Direction:
Exclude the pictures, then repeat the remaining data exactly.

Recorded data:
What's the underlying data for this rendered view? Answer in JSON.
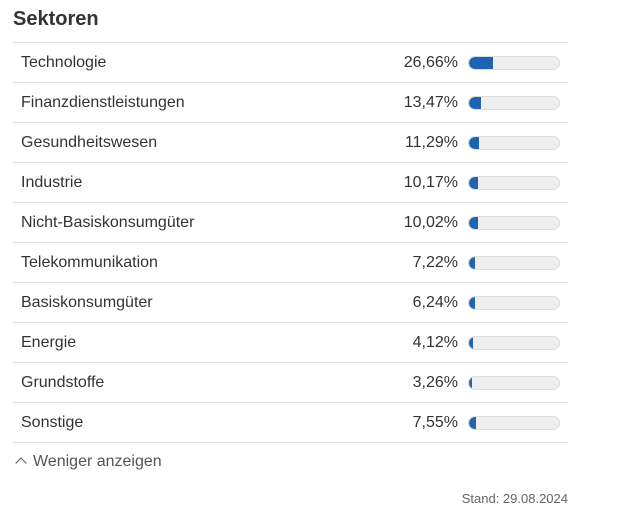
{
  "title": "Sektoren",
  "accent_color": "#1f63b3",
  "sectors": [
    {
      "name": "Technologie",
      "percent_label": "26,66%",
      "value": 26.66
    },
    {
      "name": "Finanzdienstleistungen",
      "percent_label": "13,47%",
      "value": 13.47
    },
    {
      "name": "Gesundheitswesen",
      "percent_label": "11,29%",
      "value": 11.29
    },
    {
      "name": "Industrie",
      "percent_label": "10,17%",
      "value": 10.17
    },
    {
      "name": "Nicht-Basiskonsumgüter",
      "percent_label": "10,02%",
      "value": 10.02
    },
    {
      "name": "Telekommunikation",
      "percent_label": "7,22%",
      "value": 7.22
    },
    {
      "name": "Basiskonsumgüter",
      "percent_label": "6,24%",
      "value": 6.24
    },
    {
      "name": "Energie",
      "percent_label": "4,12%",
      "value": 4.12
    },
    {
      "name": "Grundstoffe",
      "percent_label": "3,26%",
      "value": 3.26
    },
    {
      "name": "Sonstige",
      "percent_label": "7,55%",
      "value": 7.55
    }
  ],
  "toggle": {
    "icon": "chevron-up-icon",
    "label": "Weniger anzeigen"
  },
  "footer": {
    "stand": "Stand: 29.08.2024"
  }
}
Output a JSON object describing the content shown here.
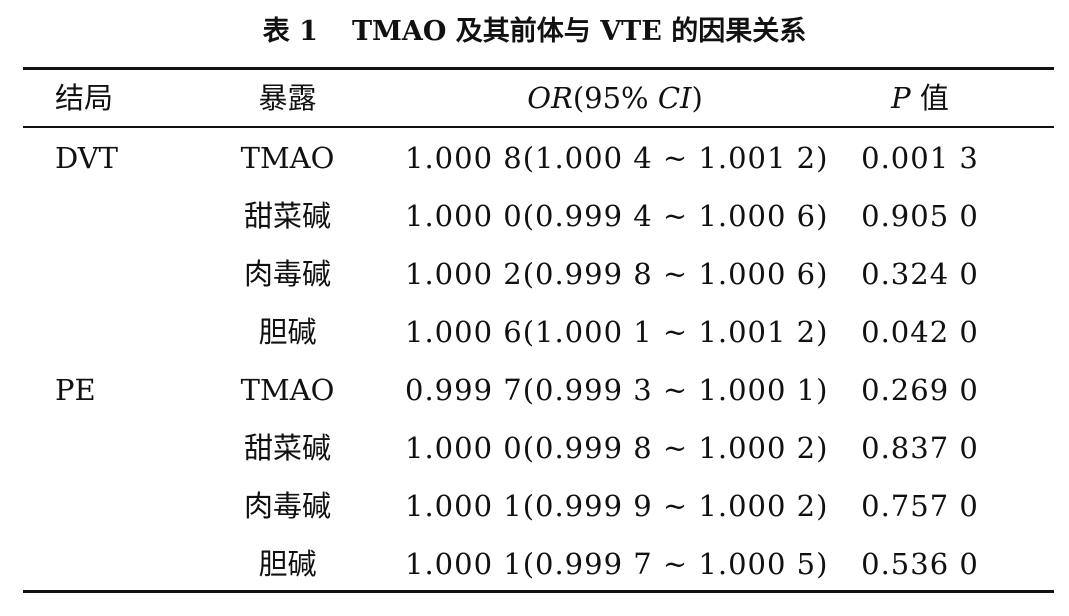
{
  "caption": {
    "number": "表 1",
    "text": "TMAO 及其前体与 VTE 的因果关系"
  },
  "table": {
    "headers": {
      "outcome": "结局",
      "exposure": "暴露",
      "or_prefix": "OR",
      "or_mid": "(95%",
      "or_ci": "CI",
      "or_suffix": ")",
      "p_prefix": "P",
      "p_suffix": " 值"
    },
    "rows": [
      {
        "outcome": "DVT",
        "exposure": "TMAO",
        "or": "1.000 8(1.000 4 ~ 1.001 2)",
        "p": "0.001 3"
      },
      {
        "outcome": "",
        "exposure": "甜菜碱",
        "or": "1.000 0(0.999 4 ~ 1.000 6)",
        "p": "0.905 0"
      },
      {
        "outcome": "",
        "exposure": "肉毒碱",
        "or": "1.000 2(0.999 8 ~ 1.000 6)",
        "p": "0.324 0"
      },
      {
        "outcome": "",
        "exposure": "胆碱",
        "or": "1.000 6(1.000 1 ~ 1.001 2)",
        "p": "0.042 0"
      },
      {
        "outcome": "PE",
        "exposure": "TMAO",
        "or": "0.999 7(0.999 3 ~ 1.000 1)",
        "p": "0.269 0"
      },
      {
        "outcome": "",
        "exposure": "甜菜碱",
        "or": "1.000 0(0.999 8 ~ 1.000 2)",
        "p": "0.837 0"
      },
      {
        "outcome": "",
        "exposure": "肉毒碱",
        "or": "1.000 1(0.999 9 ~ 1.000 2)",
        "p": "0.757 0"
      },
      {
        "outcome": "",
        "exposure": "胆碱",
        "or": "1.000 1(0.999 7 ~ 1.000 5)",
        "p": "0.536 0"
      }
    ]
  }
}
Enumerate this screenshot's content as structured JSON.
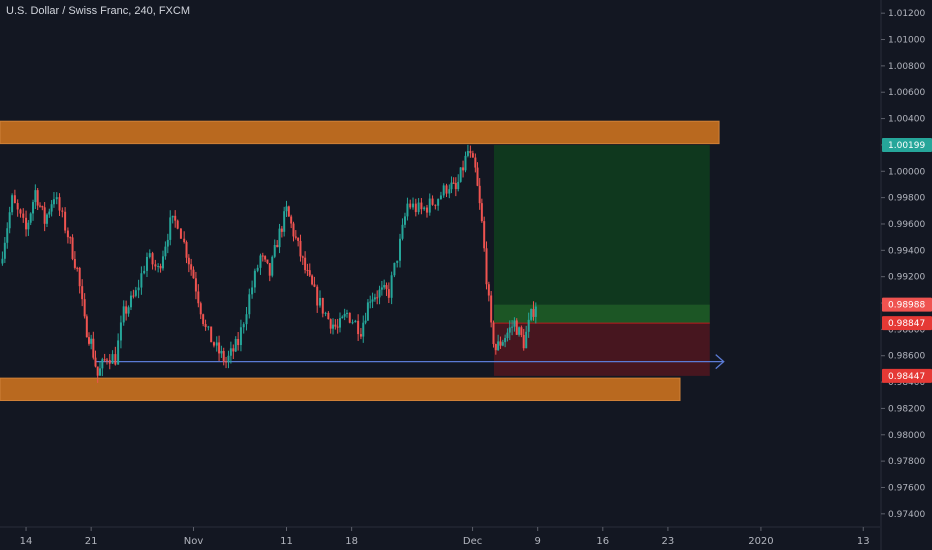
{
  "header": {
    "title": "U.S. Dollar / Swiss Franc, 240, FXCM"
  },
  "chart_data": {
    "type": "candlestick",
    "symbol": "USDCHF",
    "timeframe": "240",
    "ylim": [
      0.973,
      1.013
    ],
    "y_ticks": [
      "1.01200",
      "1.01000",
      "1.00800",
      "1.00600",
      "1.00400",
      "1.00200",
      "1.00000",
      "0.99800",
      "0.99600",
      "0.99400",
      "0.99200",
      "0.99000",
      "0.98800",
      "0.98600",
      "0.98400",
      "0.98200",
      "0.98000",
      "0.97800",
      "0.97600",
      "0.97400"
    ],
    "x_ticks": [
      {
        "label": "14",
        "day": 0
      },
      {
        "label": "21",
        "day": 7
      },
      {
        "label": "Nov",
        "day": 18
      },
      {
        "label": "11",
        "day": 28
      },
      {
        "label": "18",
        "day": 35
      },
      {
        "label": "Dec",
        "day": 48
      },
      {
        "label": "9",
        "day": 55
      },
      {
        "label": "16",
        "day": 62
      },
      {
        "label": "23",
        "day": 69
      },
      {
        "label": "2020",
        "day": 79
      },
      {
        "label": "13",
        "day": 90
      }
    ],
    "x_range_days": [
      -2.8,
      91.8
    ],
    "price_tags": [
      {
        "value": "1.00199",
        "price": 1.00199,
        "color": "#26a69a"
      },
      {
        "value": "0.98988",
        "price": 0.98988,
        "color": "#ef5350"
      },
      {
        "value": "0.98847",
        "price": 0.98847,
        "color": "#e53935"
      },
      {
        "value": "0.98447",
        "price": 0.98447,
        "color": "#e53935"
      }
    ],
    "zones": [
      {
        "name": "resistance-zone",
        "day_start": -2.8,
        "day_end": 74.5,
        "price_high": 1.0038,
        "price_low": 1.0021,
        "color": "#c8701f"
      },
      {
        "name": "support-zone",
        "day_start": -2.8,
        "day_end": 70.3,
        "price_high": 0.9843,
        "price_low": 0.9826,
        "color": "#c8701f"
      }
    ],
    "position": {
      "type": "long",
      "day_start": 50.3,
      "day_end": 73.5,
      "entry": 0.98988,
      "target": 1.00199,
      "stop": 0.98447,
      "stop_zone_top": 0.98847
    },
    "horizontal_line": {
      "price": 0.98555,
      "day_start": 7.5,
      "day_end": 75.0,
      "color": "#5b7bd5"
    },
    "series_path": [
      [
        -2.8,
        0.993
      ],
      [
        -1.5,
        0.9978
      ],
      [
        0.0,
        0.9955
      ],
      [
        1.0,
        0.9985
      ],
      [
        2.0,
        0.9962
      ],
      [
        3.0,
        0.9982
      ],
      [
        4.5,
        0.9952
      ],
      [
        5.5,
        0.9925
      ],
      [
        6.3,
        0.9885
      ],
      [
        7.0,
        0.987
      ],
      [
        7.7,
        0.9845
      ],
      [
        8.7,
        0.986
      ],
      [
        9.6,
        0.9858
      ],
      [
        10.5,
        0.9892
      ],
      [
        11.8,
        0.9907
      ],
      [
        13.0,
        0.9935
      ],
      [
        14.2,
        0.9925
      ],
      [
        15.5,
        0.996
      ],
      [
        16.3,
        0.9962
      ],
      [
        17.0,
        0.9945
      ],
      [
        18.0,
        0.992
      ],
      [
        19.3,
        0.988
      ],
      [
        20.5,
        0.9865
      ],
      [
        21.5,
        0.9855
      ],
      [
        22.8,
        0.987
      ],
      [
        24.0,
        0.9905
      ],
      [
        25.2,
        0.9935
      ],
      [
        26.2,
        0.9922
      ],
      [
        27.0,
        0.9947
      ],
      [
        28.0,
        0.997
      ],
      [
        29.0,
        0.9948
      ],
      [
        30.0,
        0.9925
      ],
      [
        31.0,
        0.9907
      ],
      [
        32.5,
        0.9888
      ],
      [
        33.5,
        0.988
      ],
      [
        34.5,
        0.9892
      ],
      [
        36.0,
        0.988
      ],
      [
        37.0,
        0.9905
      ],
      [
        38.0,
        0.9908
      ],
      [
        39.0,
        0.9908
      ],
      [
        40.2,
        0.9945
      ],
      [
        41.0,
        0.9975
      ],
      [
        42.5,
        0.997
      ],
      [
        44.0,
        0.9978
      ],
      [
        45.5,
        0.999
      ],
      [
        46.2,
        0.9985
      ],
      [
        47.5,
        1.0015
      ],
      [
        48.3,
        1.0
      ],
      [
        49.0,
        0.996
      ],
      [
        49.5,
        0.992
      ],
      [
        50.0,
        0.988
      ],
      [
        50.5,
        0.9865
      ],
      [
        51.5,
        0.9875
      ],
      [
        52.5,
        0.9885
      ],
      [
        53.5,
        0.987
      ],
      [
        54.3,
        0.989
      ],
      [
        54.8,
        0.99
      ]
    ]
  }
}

The solution:
What's the underlying data for this rendered view? Answer in JSON.
{
  "title": "Sektoren",
  "accent_color": "#1f63b3",
  "sectors": [
    {
      "name": "Technologie",
      "percent_label": "26,66%",
      "value": 26.66
    },
    {
      "name": "Finanzdienstleistungen",
      "percent_label": "13,47%",
      "value": 13.47
    },
    {
      "name": "Gesundheitswesen",
      "percent_label": "11,29%",
      "value": 11.29
    },
    {
      "name": "Industrie",
      "percent_label": "10,17%",
      "value": 10.17
    },
    {
      "name": "Nicht-Basiskonsumgüter",
      "percent_label": "10,02%",
      "value": 10.02
    },
    {
      "name": "Telekommunikation",
      "percent_label": "7,22%",
      "value": 7.22
    },
    {
      "name": "Basiskonsumgüter",
      "percent_label": "6,24%",
      "value": 6.24
    },
    {
      "name": "Energie",
      "percent_label": "4,12%",
      "value": 4.12
    },
    {
      "name": "Grundstoffe",
      "percent_label": "3,26%",
      "value": 3.26
    },
    {
      "name": "Sonstige",
      "percent_label": "7,55%",
      "value": 7.55
    }
  ],
  "toggle": {
    "icon": "chevron-up-icon",
    "label": "Weniger anzeigen"
  },
  "footer": {
    "stand": "Stand: 29.08.2024"
  }
}
Output a JSON object describing the content shown here.
{
  "caption": {
    "number": "表 1",
    "text": "TMAO 及其前体与 VTE 的因果关系"
  },
  "table": {
    "headers": {
      "outcome": "结局",
      "exposure": "暴露",
      "or_prefix": "OR",
      "or_mid": "(95%",
      "or_ci": "CI",
      "or_suffix": ")",
      "p_prefix": "P",
      "p_suffix": " 值"
    },
    "rows": [
      {
        "outcome": "DVT",
        "exposure": "TMAO",
        "or": "1.000 8(1.000 4 ~ 1.001 2)",
        "p": "0.001 3"
      },
      {
        "outcome": "",
        "exposure": "甜菜碱",
        "or": "1.000 0(0.999 4 ~ 1.000 6)",
        "p": "0.905 0"
      },
      {
        "outcome": "",
        "exposure": "肉毒碱",
        "or": "1.000 2(0.999 8 ~ 1.000 6)",
        "p": "0.324 0"
      },
      {
        "outcome": "",
        "exposure": "胆碱",
        "or": "1.000 6(1.000 1 ~ 1.001 2)",
        "p": "0.042 0"
      },
      {
        "outcome": "PE",
        "exposure": "TMAO",
        "or": "0.999 7(0.999 3 ~ 1.000 1)",
        "p": "0.269 0"
      },
      {
        "outcome": "",
        "exposure": "甜菜碱",
        "or": "1.000 0(0.999 8 ~ 1.000 2)",
        "p": "0.837 0"
      },
      {
        "outcome": "",
        "exposure": "肉毒碱",
        "or": "1.000 1(0.999 9 ~ 1.000 2)",
        "p": "0.757 0"
      },
      {
        "outcome": "",
        "exposure": "胆碱",
        "or": "1.000 1(0.999 7 ~ 1.000 5)",
        "p": "0.536 0"
      }
    ]
  }
}
Enumerate this screenshot's content as structured JSON.
{
  "header": {
    "title": "U.S. Dollar / Swiss Franc, 240, FXCM"
  },
  "chart_data": {
    "type": "candlestick",
    "symbol": "USDCHF",
    "timeframe": "240",
    "ylim": [
      0.973,
      1.013
    ],
    "y_ticks": [
      "1.01200",
      "1.01000",
      "1.00800",
      "1.00600",
      "1.00400",
      "1.00200",
      "1.00000",
      "0.99800",
      "0.99600",
      "0.99400",
      "0.99200",
      "0.99000",
      "0.98800",
      "0.98600",
      "0.98400",
      "0.98200",
      "0.98000",
      "0.97800",
      "0.97600",
      "0.97400"
    ],
    "x_ticks": [
      {
        "label": "14",
        "day": 0
      },
      {
        "label": "21",
        "day": 7
      },
      {
        "label": "Nov",
        "day": 18
      },
      {
        "label": "11",
        "day": 28
      },
      {
        "label": "18",
        "day": 35
      },
      {
        "label": "Dec",
        "day": 48
      },
      {
        "label": "9",
        "day": 55
      },
      {
        "label": "16",
        "day": 62
      },
      {
        "label": "23",
        "day": 69
      },
      {
        "label": "2020",
        "day": 79
      },
      {
        "label": "13",
        "day": 90
      }
    ],
    "x_range_days": [
      -2.8,
      91.8
    ],
    "price_tags": [
      {
        "value": "1.00199",
        "price": 1.00199,
        "color": "#26a69a"
      },
      {
        "value": "0.98988",
        "price": 0.98988,
        "color": "#ef5350"
      },
      {
        "value": "0.98847",
        "price": 0.98847,
        "color": "#e53935"
      },
      {
        "value": "0.98447",
        "price": 0.98447,
        "color": "#e53935"
      }
    ],
    "zones": [
      {
        "name": "resistance-zone",
        "day_start": -2.8,
        "day_end": 74.5,
        "price_high": 1.0038,
        "price_low": 1.0021,
        "color": "#c8701f"
      },
      {
        "name": "support-zone",
        "day_start": -2.8,
        "day_end": 70.3,
        "price_high": 0.9843,
        "price_low": 0.9826,
        "color": "#c8701f"
      }
    ],
    "position": {
      "type": "long",
      "day_start": 50.3,
      "day_end": 73.5,
      "entry": 0.98988,
      "target": 1.00199,
      "stop": 0.98447,
      "stop_zone_top": 0.98847
    },
    "horizontal_line": {
      "price": 0.98555,
      "day_start": 7.5,
      "day_end": 75.0,
      "color": "#5b7bd5"
    },
    "series_path": [
      [
        -2.8,
        0.993
      ],
      [
        -1.5,
        0.9978
      ],
      [
        0.0,
        0.9955
      ],
      [
        1.0,
        0.9985
      ],
      [
        2.0,
        0.9962
      ],
      [
        3.0,
        0.9982
      ],
      [
        4.5,
        0.9952
      ],
      [
        5.5,
        0.9925
      ],
      [
        6.3,
        0.9885
      ],
      [
        7.0,
        0.987
      ],
      [
        7.7,
        0.9845
      ],
      [
        8.7,
        0.986
      ],
      [
        9.6,
        0.9858
      ],
      [
        10.5,
        0.9892
      ],
      [
        11.8,
        0.9907
      ],
      [
        13.0,
        0.9935
      ],
      [
        14.2,
        0.9925
      ],
      [
        15.5,
        0.996
      ],
      [
        16.3,
        0.9962
      ],
      [
        17.0,
        0.9945
      ],
      [
        18.0,
        0.992
      ],
      [
        19.3,
        0.988
      ],
      [
        20.5,
        0.9865
      ],
      [
        21.5,
        0.9855
      ],
      [
        22.8,
        0.987
      ],
      [
        24.0,
        0.9905
      ],
      [
        25.2,
        0.9935
      ],
      [
        26.2,
        0.9922
      ],
      [
        27.0,
        0.9947
      ],
      [
        28.0,
        0.997
      ],
      [
        29.0,
        0.9948
      ],
      [
        30.0,
        0.9925
      ],
      [
        31.0,
        0.9907
      ],
      [
        32.5,
        0.9888
      ],
      [
        33.5,
        0.988
      ],
      [
        34.5,
        0.9892
      ],
      [
        36.0,
        0.988
      ],
      [
        37.0,
        0.9905
      ],
      [
        38.0,
        0.9908
      ],
      [
        39.0,
        0.9908
      ],
      [
        40.2,
        0.9945
      ],
      [
        41.0,
        0.9975
      ],
      [
        42.5,
        0.997
      ],
      [
        44.0,
        0.9978
      ],
      [
        45.5,
        0.999
      ],
      [
        46.2,
        0.9985
      ],
      [
        47.5,
        1.0015
      ],
      [
        48.3,
        1.0
      ],
      [
        49.0,
        0.996
      ],
      [
        49.5,
        0.992
      ],
      [
        50.0,
        0.988
      ],
      [
        50.5,
        0.9865
      ],
      [
        51.5,
        0.9875
      ],
      [
        52.5,
        0.9885
      ],
      [
        53.5,
        0.987
      ],
      [
        54.3,
        0.989
      ],
      [
        54.8,
        0.99
      ]
    ]
  }
}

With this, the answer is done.